## START

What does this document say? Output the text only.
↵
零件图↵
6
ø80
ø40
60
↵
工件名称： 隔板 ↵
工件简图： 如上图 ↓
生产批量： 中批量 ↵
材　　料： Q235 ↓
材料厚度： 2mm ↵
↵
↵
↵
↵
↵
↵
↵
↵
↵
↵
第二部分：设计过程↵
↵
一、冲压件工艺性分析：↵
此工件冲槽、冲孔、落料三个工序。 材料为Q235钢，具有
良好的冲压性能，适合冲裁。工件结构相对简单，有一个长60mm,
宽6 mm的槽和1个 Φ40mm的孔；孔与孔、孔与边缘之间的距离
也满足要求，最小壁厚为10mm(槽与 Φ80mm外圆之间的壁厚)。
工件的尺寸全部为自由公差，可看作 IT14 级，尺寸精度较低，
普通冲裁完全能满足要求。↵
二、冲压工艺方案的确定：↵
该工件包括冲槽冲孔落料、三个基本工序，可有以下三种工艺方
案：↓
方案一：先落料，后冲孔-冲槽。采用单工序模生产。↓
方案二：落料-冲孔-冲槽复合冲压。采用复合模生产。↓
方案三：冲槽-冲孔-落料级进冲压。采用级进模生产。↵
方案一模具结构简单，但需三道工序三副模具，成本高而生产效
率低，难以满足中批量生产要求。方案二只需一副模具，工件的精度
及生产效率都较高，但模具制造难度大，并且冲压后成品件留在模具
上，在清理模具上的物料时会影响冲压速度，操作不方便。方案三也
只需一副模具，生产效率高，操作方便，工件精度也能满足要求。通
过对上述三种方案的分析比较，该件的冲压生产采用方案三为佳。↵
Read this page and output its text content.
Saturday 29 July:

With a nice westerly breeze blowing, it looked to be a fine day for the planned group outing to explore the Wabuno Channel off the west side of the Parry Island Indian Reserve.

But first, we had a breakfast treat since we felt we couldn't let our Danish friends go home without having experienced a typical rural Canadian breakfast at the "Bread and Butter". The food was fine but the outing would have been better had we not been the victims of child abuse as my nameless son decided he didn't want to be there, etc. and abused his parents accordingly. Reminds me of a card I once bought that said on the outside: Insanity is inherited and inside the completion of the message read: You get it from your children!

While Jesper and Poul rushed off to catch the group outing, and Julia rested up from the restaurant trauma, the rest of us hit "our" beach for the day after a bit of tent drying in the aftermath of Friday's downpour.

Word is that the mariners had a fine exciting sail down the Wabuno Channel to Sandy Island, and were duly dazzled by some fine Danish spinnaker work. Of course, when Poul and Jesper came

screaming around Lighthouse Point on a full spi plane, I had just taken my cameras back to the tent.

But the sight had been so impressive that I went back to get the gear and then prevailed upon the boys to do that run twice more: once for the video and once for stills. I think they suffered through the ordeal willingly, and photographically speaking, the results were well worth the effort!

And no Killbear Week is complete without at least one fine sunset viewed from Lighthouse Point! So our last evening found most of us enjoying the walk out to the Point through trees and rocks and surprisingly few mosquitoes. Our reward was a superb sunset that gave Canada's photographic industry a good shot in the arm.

## END

§ TO BE DONE:
What count of lines in the listing contain the word "this"? Reply with the number only.

§ EXERCISE ANSWER:
2